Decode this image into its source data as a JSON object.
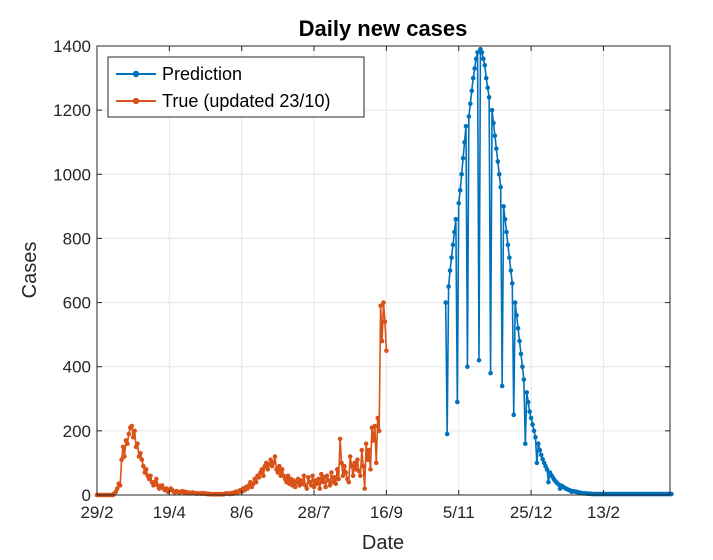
{
  "chart_data": {
    "type": "line",
    "title": "Daily new cases",
    "xlabel": "Date",
    "ylabel": "Cases",
    "ylim": [
      0,
      1400
    ],
    "yticks": [
      "0",
      "200",
      "400",
      "600",
      "800",
      "1000",
      "1200",
      "1400"
    ],
    "xticks": [
      "29/2",
      "19/4",
      "8/6",
      "28/7",
      "16/9",
      "5/11",
      "25/12",
      "13/2"
    ],
    "xlim": [
      "2020-02-29",
      "2021-03-31"
    ],
    "grid": true,
    "legend_position": "top-left",
    "series": [
      {
        "name": "Prediction",
        "color": "#0072BD",
        "start": "2020-10-27",
        "values": [
          600,
          190,
          650,
          700,
          740,
          780,
          820,
          860,
          290,
          910,
          950,
          1000,
          1050,
          1100,
          1150,
          400,
          1180,
          1220,
          1260,
          1300,
          1330,
          1360,
          1380,
          420,
          1390,
          1380,
          1360,
          1340,
          1300,
          1270,
          1240,
          380,
          1200,
          1160,
          1120,
          1080,
          1040,
          1000,
          960,
          340,
          900,
          860,
          820,
          780,
          740,
          700,
          660,
          250,
          600,
          560,
          520,
          480,
          440,
          400,
          360,
          160,
          320,
          290,
          260,
          240,
          220,
          200,
          180,
          100,
          160,
          140,
          125,
          112,
          100,
          90,
          80,
          40,
          70,
          62,
          55,
          48,
          42,
          37,
          33,
          20,
          29,
          26,
          23,
          20,
          18,
          16,
          14,
          10,
          12,
          11,
          10,
          9,
          8,
          7,
          6,
          5,
          5,
          5,
          4,
          4,
          4,
          3,
          3,
          3,
          3,
          3,
          3,
          3,
          3,
          3,
          3,
          3,
          3,
          3,
          3,
          3,
          3,
          3,
          3,
          3,
          3,
          3,
          3,
          3,
          3,
          3,
          3,
          3,
          3,
          3,
          3,
          3,
          3,
          3,
          3,
          3,
          3,
          3,
          3,
          3,
          3,
          3,
          3,
          3,
          3,
          3,
          3,
          3,
          3,
          3,
          3,
          3,
          3,
          3,
          3,
          3,
          3
        ]
      },
      {
        "name": "True (updated 23/10)",
        "color": "#D95319",
        "start": "2020-02-29",
        "values": [
          0,
          0,
          0,
          0,
          0,
          0,
          0,
          0,
          0,
          0,
          0,
          0,
          5,
          10,
          20,
          35,
          30,
          110,
          150,
          120,
          170,
          160,
          190,
          210,
          215,
          180,
          200,
          150,
          160,
          120,
          130,
          110,
          90,
          70,
          80,
          60,
          50,
          60,
          40,
          30,
          40,
          50,
          30,
          20,
          25,
          30,
          20,
          15,
          20,
          10,
          15,
          20,
          15,
          10,
          8,
          12,
          10,
          8,
          10,
          12,
          8,
          10,
          6,
          8,
          5,
          6,
          8,
          5,
          6,
          4,
          5,
          5,
          4,
          6,
          4,
          5,
          3,
          4,
          2,
          3,
          2,
          3,
          2,
          2,
          3,
          2,
          3,
          2,
          3,
          5,
          4,
          5,
          3,
          6,
          4,
          8,
          10,
          6,
          12,
          15,
          10,
          20,
          15,
          25,
          20,
          30,
          40,
          25,
          35,
          50,
          40,
          60,
          55,
          70,
          80,
          60,
          90,
          100,
          80,
          95,
          110,
          90,
          100,
          120,
          80,
          70,
          90,
          60,
          80,
          60,
          50,
          40,
          60,
          35,
          50,
          30,
          45,
          25,
          40,
          50,
          30,
          45,
          35,
          60,
          30,
          20,
          55,
          40,
          30,
          60,
          25,
          45,
          35,
          50,
          20,
          65,
          40,
          55,
          25,
          60,
          45,
          30,
          70,
          40,
          55,
          35,
          80,
          50,
          175,
          100,
          60,
          90,
          70,
          50,
          40,
          120,
          90,
          60,
          100,
          80,
          110,
          75,
          60,
          140,
          90,
          20,
          160,
          110,
          140,
          80,
          210,
          170,
          215,
          100,
          240,
          200,
          590,
          480,
          600,
          540,
          450
        ]
      }
    ]
  }
}
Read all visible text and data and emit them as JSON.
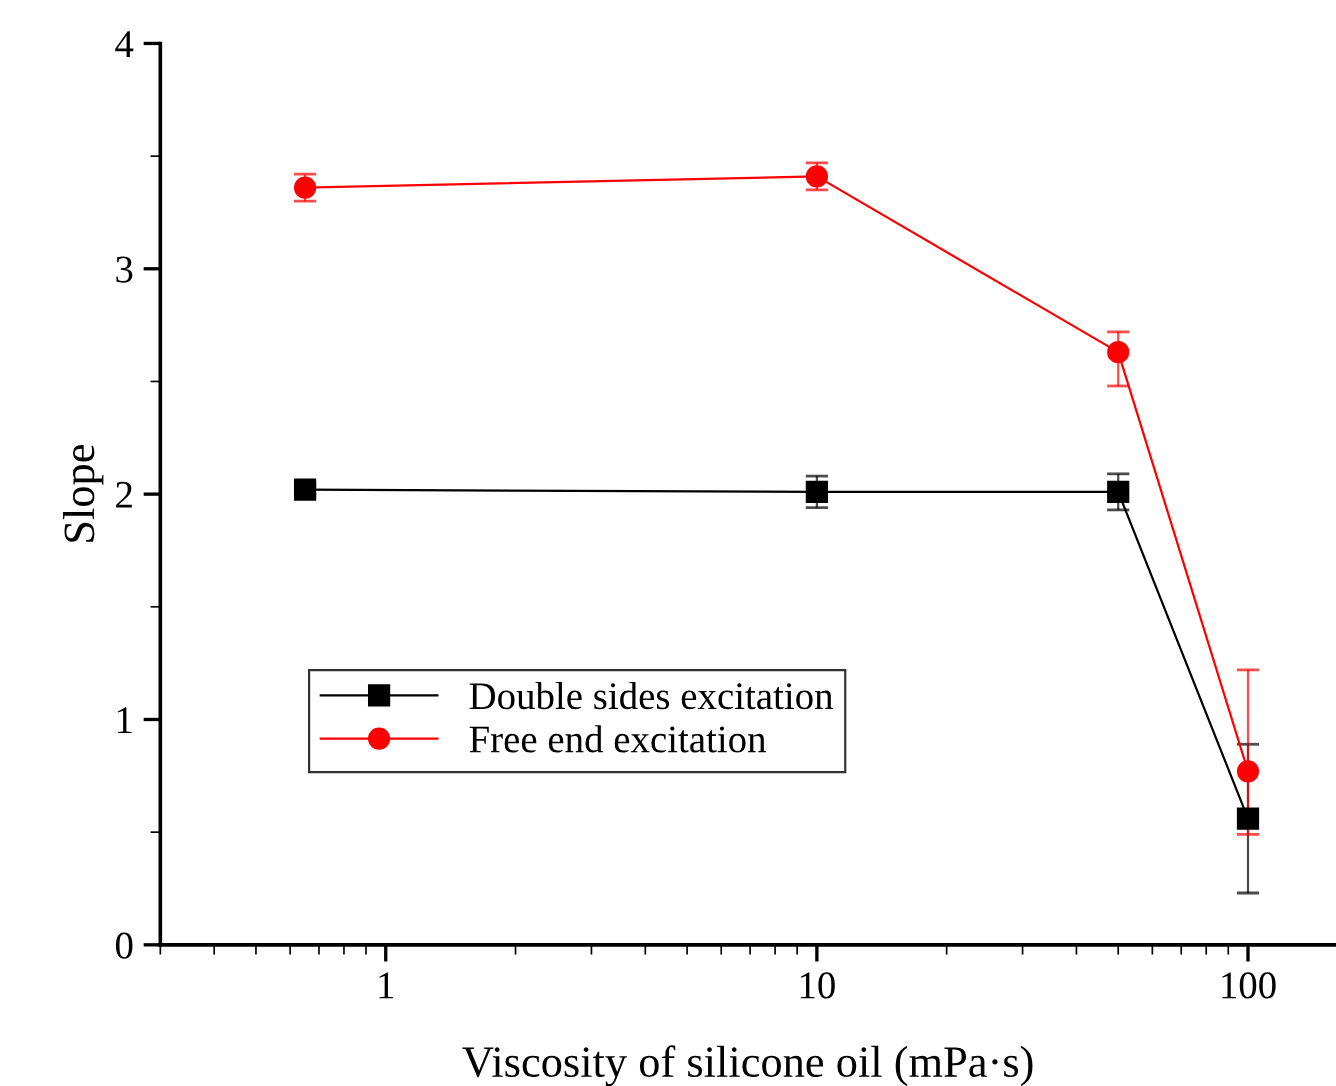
{
  "chart_data": {
    "type": "line",
    "xlabel": "Viscosity of silicone oil (mPa·s)",
    "ylabel": "Slope",
    "log": "x",
    "x": [
      0.65,
      10,
      50,
      100
    ],
    "xlim": [
      0.3,
      160
    ],
    "xticks": [
      1,
      10,
      100
    ],
    "ylim": [
      0,
      4
    ],
    "yticks": [
      0,
      1,
      2,
      3,
      4
    ],
    "grid": false,
    "legend": "bottom left",
    "line_style": "solid",
    "series": [
      {
        "name": "Double sides excitation",
        "color": "#000000",
        "marker": "square",
        "values": [
          2.02,
          2.01,
          2.01,
          0.56
        ],
        "errors": [
          0.02,
          0.07,
          0.08,
          0.33
        ]
      },
      {
        "name": "Free end excitation",
        "color": "#ff0000",
        "marker": "circle",
        "values": [
          3.36,
          3.41,
          2.63,
          0.77
        ],
        "errors": [
          0.06,
          0.06,
          [
            2.48,
            2.72
          ],
          [
            0.49,
            1.22
          ]
        ]
      }
    ]
  }
}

• GOAL
How many lines of the listing above include the word "JSON"? Reply with the number alone.

• OUTPUT FOR THIS EXERCISE
2